Collected data entries:
● ● ●

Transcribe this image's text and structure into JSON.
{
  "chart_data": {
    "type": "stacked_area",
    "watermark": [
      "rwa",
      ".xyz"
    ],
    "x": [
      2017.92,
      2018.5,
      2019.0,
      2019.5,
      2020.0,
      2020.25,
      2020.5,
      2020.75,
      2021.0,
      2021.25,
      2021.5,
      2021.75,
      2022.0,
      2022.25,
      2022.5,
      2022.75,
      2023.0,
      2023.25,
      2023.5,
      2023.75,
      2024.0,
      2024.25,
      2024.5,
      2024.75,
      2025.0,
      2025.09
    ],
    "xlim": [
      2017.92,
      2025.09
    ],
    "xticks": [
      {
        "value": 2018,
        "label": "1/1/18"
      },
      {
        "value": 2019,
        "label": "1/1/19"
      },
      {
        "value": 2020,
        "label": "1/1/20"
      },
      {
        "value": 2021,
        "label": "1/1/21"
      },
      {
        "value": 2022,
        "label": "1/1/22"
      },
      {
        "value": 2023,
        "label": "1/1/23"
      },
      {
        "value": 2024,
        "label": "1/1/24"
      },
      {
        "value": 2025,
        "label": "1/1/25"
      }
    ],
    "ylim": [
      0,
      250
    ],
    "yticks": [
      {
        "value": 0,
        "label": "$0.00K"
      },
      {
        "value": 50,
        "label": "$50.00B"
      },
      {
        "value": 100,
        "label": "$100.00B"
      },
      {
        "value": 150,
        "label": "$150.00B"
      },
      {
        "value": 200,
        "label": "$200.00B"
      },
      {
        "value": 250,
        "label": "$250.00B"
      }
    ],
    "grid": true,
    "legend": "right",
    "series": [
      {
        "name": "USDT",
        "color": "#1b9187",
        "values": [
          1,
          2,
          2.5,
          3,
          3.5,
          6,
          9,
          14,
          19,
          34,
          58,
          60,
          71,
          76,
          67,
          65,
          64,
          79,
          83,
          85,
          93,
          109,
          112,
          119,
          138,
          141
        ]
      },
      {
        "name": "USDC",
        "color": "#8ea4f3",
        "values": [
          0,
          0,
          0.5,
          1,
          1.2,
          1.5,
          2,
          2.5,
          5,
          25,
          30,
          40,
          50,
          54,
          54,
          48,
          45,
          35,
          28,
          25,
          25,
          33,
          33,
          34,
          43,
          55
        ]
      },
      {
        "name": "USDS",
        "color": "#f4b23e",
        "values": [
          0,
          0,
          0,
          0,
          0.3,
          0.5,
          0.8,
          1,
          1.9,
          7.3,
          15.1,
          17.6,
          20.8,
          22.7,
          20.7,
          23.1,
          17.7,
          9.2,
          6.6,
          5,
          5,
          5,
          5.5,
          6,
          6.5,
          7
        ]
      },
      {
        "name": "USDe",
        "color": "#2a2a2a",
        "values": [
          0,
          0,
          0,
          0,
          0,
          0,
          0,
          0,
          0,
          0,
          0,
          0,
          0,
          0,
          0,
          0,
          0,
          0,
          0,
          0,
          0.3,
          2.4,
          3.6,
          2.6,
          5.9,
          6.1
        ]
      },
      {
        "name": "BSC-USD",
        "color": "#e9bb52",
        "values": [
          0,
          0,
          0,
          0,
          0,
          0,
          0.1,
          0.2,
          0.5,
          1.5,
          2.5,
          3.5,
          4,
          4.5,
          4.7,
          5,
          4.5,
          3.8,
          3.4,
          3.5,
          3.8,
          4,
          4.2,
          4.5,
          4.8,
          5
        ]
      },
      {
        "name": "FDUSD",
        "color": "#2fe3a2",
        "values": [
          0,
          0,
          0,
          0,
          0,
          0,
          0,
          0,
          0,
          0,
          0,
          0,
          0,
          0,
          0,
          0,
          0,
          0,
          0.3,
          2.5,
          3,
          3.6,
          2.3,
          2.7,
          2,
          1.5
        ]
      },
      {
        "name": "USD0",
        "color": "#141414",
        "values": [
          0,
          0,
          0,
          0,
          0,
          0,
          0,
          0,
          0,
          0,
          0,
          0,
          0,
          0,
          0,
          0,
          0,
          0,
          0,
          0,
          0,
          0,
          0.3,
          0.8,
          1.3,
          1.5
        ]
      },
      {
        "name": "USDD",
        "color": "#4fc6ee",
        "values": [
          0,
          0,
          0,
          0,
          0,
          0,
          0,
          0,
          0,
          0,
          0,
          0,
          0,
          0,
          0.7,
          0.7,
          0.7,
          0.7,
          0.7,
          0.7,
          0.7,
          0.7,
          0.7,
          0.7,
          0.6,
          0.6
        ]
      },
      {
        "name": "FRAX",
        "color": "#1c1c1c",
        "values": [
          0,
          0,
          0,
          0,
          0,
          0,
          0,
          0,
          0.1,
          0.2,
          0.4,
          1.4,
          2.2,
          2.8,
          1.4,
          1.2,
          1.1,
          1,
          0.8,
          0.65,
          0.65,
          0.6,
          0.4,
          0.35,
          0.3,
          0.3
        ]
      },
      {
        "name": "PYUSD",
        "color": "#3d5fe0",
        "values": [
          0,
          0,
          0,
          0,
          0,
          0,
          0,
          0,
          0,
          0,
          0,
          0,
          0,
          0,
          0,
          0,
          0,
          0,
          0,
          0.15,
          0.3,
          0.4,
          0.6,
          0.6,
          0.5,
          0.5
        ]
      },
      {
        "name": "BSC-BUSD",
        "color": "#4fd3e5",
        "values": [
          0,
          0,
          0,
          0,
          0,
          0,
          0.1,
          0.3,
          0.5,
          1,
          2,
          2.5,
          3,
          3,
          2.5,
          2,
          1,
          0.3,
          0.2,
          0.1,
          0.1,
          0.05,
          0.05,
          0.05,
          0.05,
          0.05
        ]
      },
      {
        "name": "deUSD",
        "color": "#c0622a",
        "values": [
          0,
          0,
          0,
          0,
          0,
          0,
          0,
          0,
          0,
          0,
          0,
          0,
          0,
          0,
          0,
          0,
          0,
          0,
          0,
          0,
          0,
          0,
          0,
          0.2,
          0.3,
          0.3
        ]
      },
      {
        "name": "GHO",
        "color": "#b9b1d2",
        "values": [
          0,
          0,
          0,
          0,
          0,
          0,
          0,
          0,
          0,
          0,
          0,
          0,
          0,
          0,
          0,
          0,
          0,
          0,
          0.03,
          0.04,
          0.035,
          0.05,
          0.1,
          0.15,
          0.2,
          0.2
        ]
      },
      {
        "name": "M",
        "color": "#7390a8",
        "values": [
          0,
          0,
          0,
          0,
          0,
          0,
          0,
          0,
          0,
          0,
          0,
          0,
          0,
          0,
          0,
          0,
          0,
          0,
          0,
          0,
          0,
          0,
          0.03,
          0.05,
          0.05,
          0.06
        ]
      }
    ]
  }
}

● ● ●

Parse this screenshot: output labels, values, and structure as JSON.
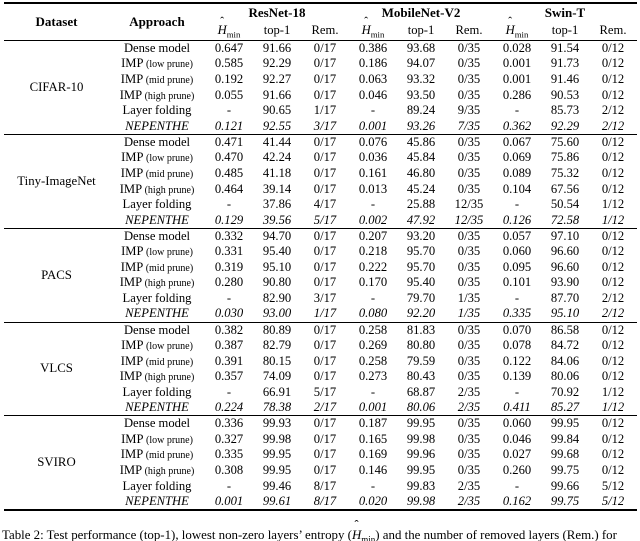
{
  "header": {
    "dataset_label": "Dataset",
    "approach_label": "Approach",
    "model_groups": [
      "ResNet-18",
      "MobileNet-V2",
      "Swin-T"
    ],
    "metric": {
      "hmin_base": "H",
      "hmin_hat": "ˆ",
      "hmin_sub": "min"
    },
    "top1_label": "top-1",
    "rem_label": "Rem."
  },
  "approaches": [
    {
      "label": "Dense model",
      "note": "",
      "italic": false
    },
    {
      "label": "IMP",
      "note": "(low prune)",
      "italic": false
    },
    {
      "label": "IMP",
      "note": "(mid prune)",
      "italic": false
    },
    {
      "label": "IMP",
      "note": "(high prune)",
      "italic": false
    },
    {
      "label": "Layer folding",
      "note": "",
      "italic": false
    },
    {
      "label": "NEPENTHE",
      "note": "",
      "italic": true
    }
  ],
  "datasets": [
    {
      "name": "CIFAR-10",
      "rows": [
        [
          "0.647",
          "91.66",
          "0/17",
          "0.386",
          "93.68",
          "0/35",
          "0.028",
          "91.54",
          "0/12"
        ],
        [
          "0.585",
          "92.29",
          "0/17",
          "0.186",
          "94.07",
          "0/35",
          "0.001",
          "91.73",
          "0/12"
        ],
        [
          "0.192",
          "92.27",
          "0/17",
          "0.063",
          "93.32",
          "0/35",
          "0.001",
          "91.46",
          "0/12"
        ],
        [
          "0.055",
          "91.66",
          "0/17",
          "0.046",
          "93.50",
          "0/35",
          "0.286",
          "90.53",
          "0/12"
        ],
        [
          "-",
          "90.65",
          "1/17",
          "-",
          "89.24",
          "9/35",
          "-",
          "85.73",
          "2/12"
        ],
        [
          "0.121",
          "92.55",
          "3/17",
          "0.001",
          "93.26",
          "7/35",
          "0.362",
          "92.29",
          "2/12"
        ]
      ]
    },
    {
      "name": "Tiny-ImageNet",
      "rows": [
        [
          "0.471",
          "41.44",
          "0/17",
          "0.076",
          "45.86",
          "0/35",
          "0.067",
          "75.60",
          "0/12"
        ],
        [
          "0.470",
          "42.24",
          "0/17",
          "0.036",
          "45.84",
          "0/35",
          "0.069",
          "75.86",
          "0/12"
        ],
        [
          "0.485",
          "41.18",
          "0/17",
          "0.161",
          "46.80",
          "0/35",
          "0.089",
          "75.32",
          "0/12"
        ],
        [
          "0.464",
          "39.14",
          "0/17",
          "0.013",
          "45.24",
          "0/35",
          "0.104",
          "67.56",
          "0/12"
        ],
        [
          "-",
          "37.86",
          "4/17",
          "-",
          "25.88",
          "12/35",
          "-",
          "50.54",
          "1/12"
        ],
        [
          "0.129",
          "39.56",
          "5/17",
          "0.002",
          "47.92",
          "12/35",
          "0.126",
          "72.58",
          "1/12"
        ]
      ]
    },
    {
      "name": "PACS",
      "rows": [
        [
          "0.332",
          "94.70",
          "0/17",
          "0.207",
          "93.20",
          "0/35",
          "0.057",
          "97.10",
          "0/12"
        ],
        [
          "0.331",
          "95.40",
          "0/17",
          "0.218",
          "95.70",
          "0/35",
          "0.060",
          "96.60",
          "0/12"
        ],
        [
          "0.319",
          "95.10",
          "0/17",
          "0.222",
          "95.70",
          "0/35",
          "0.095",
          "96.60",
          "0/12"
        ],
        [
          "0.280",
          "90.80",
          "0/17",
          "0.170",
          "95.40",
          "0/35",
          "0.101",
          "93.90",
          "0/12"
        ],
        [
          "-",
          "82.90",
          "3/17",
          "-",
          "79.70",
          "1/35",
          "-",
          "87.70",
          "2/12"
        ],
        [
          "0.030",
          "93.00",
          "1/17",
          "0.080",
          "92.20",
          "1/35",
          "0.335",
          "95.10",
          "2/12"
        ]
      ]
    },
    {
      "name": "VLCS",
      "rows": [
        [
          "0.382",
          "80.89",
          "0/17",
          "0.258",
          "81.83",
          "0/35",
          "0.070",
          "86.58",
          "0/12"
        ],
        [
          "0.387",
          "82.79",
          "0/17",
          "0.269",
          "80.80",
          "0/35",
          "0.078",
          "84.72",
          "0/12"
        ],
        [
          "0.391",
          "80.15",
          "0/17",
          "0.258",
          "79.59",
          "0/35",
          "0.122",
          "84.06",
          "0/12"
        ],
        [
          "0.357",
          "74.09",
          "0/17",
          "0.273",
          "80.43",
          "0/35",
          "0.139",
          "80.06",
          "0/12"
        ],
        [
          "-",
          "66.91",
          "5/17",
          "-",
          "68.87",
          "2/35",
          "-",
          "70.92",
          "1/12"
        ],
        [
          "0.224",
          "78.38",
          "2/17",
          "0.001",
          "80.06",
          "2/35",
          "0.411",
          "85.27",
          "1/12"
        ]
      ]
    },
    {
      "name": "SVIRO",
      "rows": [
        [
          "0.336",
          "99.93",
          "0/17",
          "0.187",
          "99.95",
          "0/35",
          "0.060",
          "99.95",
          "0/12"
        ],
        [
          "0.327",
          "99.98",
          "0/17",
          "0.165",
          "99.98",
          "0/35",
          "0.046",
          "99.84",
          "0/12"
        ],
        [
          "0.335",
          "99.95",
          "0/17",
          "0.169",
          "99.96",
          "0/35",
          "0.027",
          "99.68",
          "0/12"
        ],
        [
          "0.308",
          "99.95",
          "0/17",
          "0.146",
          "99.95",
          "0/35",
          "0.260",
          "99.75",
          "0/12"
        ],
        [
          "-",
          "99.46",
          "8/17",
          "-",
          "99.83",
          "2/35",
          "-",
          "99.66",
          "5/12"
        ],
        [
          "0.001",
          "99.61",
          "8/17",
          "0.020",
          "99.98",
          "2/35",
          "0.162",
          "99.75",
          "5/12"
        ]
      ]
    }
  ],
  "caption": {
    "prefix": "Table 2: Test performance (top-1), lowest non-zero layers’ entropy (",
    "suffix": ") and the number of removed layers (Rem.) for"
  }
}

● ● ●

Task description ▸
Which lines contain "layers"? Copy each of them.

Complete answer ▸
    "prefix": "Table 2: Test performance (top-1), lowest non-zero layers’ entropy (",
    "suffix": ") and the number of removed layers (Rem.) for"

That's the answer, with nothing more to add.